**What the exercise asks:** Locate the string "Jeannie" throughout the material and copy every line in which it occurs.

--- begin Dataset records ---

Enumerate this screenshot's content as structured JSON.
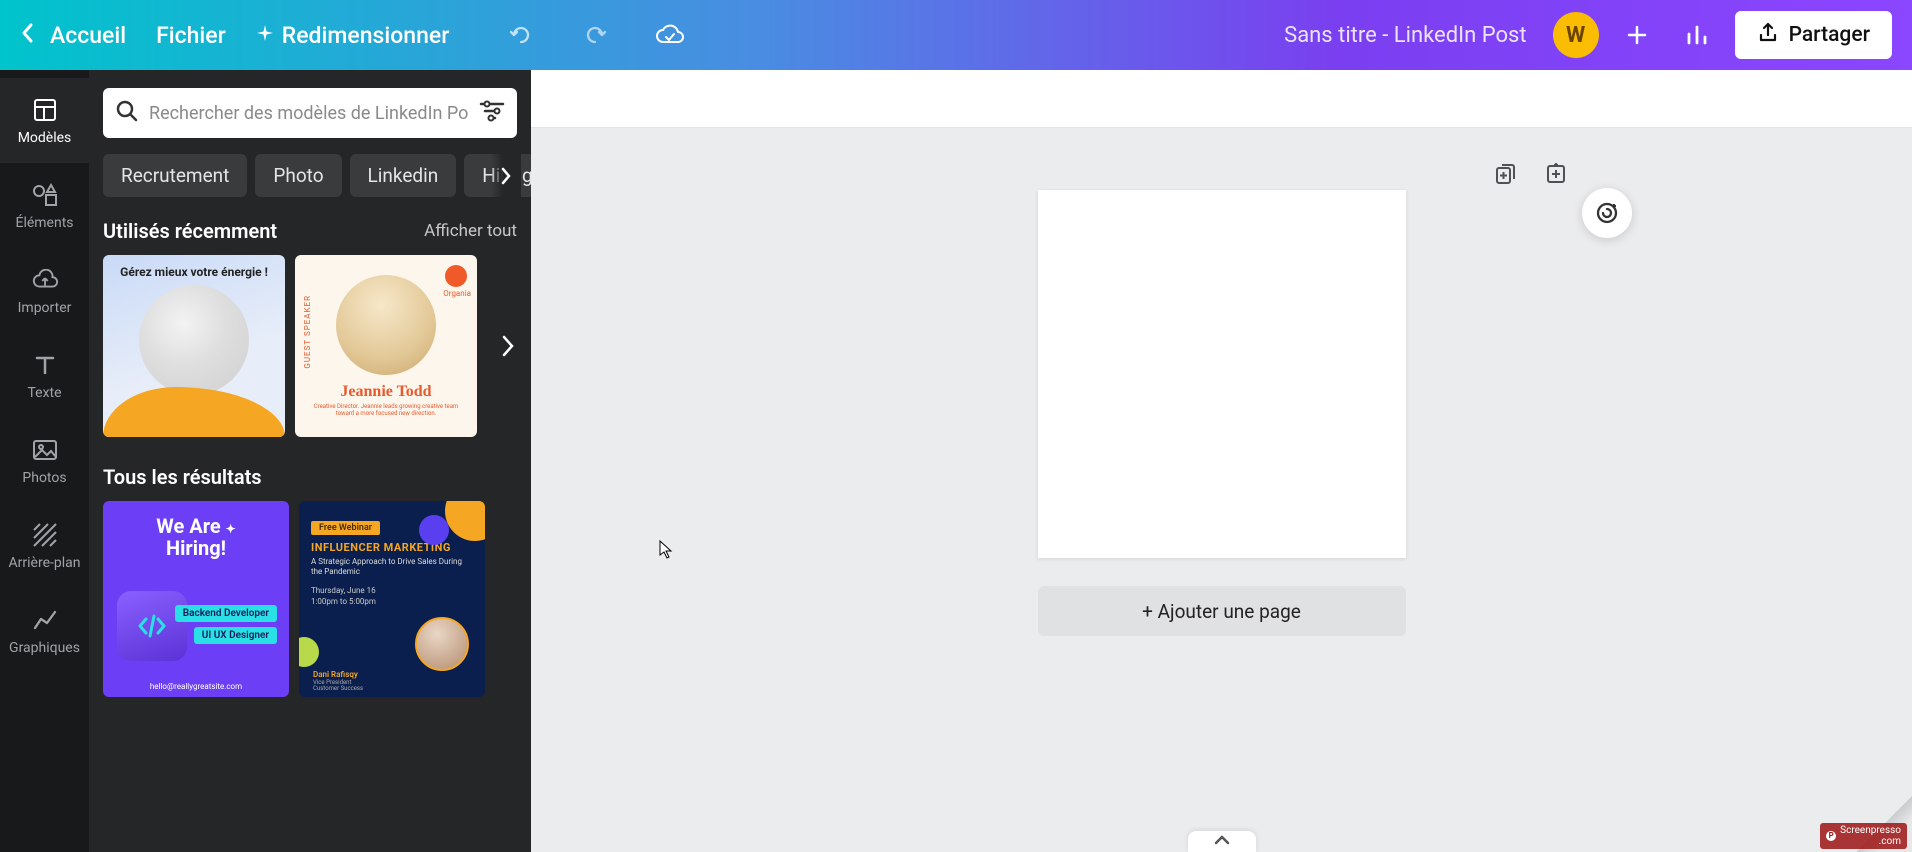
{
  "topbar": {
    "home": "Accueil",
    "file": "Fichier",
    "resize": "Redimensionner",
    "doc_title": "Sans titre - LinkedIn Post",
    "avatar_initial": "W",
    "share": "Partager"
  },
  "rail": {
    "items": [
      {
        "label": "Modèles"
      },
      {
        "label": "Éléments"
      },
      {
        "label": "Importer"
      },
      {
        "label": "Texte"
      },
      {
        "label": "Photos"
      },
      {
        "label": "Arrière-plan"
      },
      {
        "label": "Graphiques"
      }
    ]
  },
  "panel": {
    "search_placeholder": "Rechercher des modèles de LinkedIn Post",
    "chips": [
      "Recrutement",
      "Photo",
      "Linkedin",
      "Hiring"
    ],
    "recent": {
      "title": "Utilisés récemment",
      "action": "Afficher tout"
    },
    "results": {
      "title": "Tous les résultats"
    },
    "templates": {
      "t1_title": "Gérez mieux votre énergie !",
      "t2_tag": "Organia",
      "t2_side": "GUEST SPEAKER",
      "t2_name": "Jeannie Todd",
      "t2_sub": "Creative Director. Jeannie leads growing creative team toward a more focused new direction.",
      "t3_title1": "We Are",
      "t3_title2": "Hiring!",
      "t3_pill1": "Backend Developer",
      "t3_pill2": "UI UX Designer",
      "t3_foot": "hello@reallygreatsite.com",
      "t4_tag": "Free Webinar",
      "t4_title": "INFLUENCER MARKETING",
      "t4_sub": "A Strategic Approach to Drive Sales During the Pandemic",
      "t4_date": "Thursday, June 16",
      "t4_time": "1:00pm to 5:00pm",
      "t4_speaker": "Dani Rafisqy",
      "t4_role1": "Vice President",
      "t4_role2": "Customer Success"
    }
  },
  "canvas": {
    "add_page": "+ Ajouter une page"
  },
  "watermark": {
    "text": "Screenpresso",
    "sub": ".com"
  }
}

--- end Dataset records ---

**Result of this task:**
      "t2_name": "Jeannie Todd",
      "t2_sub": "Creative Director. Jeannie leads growing creative team toward a more focused new direction.",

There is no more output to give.